## TASK DIRECTIONS
Copy every line of the data that contains the string "xlabel".

## DATA TO PROCESS
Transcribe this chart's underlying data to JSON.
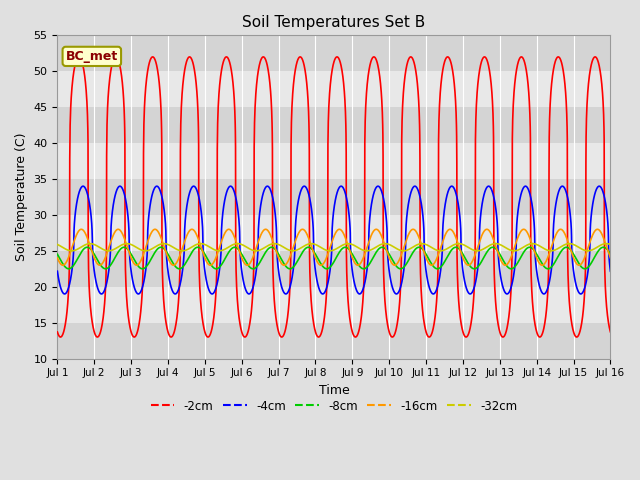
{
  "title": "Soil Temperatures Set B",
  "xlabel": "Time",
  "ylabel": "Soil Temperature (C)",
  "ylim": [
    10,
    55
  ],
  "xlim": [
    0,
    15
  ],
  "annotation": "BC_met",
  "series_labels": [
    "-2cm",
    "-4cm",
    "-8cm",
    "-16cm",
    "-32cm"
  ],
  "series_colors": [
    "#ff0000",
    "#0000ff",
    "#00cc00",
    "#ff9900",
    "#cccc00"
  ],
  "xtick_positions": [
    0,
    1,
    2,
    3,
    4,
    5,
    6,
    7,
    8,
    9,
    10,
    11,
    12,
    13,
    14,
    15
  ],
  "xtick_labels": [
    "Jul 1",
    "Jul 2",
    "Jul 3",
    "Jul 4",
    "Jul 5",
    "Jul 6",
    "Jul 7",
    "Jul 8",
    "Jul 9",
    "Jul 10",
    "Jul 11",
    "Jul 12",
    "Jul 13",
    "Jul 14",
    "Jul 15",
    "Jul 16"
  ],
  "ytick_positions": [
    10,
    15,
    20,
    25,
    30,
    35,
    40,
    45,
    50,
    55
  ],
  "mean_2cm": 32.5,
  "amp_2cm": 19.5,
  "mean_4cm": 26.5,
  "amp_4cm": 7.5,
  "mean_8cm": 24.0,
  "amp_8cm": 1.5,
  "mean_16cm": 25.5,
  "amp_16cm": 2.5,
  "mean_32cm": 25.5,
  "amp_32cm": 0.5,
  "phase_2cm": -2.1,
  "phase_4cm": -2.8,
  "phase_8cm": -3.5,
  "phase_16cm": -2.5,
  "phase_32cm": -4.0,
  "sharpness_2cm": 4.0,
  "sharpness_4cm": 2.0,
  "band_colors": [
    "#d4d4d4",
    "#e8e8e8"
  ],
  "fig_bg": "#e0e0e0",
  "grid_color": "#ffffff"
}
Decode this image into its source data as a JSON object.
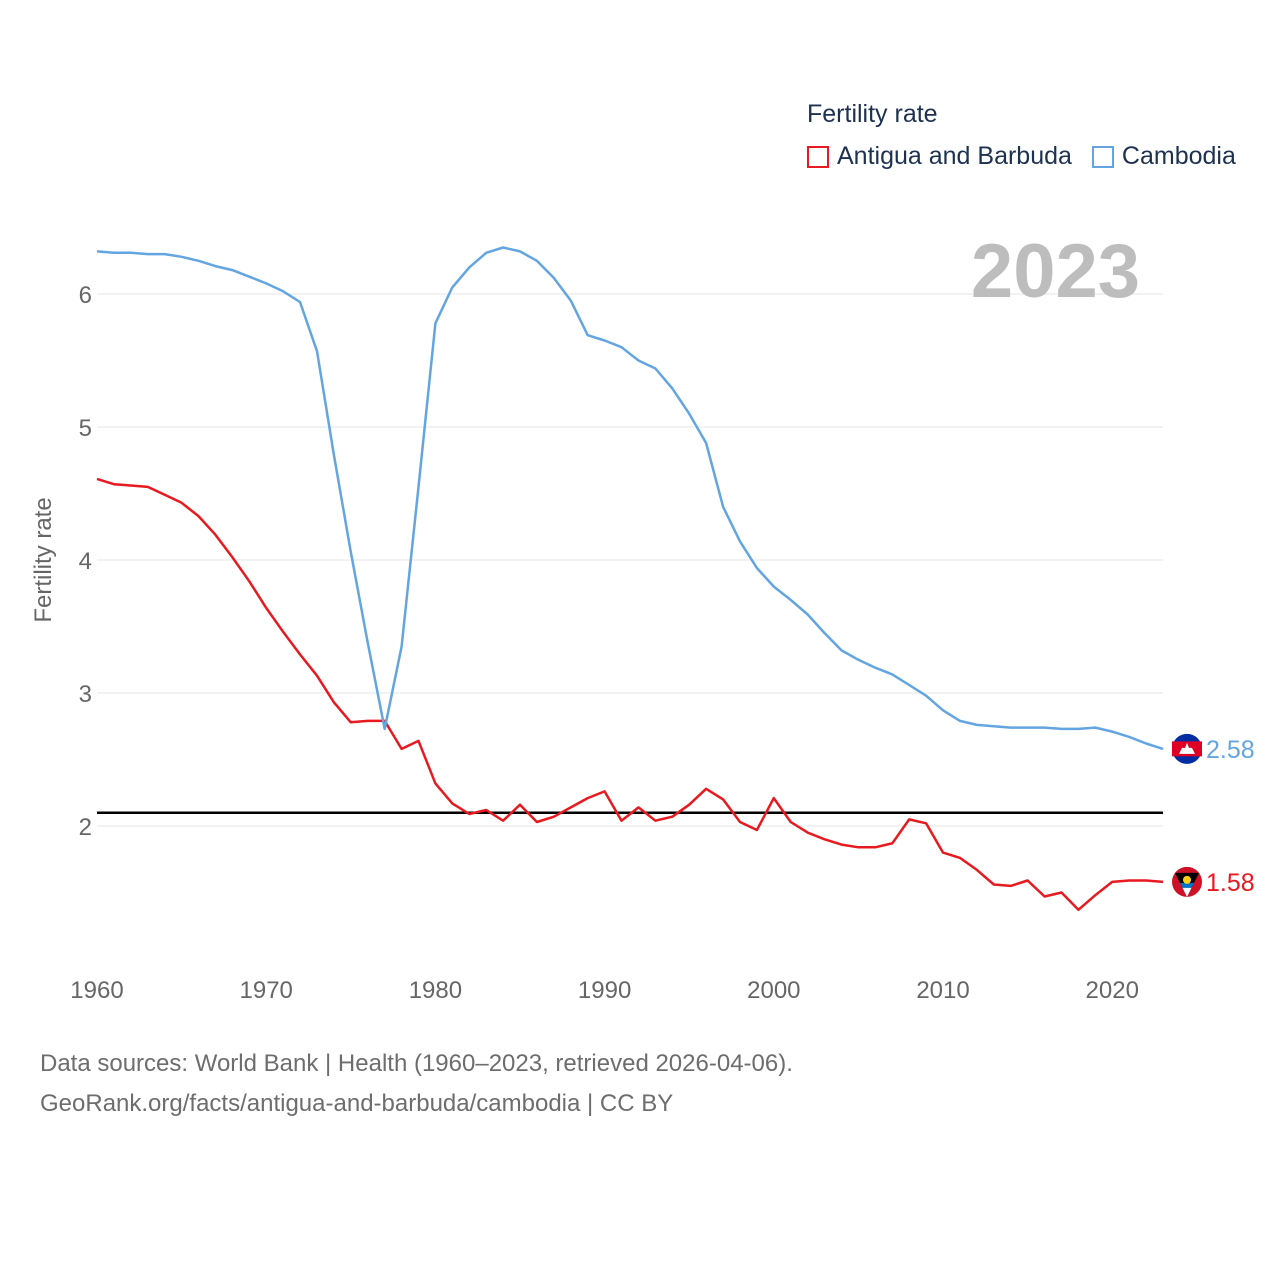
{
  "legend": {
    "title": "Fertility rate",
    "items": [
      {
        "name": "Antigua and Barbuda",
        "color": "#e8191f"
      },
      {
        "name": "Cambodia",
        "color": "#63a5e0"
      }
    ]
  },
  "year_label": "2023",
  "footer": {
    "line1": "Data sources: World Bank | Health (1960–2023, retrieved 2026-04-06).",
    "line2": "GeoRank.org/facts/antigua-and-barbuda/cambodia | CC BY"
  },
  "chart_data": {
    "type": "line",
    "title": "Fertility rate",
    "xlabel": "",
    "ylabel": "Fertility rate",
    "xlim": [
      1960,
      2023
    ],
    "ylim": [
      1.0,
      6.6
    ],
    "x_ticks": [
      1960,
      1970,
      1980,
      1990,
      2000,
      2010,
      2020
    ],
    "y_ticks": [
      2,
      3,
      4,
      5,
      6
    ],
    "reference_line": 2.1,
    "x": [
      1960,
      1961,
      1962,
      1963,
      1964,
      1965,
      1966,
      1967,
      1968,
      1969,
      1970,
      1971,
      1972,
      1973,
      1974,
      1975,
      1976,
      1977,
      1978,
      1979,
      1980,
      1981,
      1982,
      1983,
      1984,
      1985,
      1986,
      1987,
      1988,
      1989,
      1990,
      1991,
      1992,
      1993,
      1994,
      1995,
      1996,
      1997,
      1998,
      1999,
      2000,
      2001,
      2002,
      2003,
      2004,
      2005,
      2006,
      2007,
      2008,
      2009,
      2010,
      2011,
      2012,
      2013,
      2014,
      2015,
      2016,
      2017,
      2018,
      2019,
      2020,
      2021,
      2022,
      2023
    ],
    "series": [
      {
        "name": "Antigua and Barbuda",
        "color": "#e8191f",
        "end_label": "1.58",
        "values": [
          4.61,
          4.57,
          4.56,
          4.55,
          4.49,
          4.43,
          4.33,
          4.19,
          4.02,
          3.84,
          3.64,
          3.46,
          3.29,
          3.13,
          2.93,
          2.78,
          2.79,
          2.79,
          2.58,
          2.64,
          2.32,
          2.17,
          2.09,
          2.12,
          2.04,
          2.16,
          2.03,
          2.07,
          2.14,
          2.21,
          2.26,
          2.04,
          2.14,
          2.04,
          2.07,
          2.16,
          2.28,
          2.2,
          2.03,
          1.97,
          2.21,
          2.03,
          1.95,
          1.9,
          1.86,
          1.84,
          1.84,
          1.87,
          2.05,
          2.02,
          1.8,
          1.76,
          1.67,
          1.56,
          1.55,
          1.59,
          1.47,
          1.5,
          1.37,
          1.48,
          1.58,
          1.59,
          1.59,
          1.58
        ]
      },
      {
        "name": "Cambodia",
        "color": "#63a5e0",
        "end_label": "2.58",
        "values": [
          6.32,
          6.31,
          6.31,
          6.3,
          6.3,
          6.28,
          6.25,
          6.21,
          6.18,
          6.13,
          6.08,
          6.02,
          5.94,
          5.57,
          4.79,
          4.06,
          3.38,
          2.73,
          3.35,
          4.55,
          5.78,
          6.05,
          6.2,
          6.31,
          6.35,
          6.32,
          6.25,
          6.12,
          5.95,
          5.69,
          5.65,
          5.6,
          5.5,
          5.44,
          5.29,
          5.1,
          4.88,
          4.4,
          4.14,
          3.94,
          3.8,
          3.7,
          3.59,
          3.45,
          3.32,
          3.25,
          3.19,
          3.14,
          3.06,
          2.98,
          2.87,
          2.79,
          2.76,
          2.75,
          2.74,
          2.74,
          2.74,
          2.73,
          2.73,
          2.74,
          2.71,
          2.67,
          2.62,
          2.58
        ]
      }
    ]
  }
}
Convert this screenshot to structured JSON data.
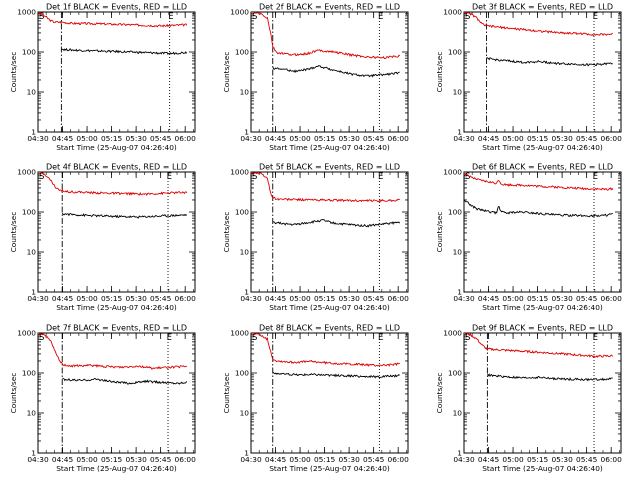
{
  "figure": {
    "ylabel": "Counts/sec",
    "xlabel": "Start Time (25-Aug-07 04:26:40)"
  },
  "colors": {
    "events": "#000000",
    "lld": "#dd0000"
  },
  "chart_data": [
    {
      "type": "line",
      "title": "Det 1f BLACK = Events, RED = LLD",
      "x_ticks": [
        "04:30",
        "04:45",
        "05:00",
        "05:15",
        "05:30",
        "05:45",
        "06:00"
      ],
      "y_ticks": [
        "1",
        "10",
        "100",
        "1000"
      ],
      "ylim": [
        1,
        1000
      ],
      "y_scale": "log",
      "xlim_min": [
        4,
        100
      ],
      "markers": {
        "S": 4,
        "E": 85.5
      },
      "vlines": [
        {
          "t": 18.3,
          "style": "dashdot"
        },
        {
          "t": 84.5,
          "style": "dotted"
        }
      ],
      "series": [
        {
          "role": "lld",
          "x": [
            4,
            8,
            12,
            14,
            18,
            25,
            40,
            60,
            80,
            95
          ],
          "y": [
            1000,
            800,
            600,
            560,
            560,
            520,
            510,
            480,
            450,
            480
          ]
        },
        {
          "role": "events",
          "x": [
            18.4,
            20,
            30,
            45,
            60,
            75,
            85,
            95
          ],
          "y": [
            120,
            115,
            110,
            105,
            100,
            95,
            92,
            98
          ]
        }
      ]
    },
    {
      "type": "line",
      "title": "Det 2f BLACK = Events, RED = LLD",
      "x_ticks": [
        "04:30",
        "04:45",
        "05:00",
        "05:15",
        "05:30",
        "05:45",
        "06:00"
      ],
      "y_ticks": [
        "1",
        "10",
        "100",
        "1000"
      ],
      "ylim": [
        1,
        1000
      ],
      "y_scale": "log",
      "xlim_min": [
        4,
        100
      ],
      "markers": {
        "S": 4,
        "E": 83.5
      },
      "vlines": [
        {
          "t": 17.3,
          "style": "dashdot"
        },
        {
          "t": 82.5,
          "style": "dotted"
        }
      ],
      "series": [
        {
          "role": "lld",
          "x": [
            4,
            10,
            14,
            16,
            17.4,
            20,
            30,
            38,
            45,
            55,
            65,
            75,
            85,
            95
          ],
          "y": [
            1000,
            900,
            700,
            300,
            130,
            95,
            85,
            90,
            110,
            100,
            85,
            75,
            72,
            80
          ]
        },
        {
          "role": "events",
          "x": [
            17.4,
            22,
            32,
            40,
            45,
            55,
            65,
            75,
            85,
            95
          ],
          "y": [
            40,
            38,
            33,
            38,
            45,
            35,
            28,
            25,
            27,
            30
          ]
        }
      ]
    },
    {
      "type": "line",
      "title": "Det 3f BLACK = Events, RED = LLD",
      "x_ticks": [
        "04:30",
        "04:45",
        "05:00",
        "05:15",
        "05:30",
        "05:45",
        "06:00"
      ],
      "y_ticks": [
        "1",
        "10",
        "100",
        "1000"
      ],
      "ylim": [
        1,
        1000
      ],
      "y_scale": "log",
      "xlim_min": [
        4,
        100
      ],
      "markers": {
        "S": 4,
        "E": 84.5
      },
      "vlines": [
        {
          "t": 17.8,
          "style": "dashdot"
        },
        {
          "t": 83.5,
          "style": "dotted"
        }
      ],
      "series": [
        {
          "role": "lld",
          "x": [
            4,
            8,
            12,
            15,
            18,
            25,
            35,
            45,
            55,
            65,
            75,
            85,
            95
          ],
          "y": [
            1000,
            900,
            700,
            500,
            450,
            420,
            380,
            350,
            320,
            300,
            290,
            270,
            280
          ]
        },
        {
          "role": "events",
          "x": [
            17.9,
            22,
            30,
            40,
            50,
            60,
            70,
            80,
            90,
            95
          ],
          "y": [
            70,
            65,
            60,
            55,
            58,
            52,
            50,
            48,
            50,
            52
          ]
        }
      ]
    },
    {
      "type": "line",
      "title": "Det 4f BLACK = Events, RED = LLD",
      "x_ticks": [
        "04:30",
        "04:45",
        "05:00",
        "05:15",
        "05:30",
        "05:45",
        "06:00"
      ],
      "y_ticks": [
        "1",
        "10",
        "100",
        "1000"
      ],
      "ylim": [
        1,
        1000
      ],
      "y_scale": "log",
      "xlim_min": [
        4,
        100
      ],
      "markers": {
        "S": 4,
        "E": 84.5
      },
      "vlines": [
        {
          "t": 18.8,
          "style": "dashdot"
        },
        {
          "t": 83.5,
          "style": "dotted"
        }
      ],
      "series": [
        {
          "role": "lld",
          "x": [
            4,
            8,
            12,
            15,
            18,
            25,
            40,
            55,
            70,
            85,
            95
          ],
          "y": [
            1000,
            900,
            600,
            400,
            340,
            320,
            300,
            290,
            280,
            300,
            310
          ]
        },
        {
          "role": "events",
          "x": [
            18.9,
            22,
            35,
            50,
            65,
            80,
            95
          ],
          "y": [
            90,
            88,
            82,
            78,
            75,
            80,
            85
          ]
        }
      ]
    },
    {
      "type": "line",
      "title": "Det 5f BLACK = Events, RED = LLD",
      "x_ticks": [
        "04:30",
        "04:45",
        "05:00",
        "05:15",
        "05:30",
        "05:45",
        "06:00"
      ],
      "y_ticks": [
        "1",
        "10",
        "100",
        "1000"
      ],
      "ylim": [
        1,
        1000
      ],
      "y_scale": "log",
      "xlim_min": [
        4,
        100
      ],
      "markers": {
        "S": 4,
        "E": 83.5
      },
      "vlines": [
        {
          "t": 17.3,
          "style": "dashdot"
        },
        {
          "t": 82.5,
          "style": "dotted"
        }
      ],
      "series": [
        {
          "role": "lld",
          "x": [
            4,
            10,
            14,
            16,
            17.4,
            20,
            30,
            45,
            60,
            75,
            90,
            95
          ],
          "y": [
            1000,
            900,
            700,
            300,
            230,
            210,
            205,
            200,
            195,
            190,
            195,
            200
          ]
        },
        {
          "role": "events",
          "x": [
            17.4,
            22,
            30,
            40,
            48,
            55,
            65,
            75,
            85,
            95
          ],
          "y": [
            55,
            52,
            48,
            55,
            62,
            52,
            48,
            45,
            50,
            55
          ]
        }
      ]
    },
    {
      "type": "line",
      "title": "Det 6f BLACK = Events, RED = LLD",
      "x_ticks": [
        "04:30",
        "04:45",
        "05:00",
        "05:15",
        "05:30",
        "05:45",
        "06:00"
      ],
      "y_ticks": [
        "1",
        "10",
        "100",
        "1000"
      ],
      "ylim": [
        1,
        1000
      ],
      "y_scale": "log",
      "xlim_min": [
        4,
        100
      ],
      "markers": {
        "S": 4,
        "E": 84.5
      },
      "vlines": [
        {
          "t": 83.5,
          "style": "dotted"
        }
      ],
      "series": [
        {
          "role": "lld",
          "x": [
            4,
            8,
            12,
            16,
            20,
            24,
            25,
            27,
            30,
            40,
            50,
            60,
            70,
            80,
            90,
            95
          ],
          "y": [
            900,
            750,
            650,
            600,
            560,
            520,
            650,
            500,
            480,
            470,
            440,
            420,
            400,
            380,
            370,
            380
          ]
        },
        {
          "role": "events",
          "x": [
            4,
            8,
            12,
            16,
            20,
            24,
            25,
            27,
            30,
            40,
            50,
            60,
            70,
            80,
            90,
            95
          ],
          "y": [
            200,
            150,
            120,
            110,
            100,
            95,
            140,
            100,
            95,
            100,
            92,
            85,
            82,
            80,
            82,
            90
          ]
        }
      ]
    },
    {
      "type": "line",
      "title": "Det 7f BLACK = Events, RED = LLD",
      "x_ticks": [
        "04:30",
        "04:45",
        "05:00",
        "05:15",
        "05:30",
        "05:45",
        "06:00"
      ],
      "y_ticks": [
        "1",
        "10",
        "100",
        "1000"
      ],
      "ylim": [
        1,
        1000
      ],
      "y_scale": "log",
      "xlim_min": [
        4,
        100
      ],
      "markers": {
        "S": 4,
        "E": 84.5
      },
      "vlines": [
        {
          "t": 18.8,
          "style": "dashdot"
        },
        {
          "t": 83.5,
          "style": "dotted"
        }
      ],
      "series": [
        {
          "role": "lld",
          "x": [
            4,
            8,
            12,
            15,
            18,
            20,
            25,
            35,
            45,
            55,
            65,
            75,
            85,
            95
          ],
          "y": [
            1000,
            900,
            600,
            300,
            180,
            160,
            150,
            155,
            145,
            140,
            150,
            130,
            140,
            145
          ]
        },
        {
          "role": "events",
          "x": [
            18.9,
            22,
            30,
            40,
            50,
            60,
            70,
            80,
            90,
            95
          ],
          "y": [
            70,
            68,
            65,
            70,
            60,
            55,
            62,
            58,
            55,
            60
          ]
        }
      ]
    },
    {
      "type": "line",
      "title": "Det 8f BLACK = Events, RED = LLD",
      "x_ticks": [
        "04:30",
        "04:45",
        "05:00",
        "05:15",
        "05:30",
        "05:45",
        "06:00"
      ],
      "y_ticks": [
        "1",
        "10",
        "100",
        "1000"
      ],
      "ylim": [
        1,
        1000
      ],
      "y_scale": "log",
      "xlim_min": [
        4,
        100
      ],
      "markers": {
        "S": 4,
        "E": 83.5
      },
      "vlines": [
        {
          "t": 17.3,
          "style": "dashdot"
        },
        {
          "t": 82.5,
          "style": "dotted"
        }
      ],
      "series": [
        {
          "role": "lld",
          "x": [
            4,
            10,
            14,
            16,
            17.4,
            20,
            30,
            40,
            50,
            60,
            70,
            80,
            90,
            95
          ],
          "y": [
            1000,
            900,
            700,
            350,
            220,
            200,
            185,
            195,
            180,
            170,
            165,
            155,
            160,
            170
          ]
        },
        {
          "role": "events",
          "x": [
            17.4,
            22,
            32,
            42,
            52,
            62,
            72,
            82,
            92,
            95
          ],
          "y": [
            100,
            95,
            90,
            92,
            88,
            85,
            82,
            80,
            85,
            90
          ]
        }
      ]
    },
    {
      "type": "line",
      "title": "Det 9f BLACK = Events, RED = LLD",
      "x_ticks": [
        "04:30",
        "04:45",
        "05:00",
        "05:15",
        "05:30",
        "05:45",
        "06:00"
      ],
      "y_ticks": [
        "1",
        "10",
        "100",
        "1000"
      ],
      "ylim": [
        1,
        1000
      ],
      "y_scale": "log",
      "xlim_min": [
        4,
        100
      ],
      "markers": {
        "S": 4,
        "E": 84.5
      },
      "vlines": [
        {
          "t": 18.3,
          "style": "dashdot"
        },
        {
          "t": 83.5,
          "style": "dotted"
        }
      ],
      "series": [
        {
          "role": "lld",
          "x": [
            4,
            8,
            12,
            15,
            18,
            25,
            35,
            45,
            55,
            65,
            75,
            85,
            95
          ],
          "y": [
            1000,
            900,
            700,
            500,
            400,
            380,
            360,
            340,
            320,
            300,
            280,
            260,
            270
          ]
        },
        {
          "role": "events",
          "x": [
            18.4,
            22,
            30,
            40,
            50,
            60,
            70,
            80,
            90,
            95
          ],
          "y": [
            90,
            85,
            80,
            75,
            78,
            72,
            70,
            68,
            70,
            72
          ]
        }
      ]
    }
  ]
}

## SOLUTION FOR THIS TASK
  "xlabel": "Time",
    "xlabel": "",
    "xlabel": "Start Time (25-Aug-07 04:26:40)"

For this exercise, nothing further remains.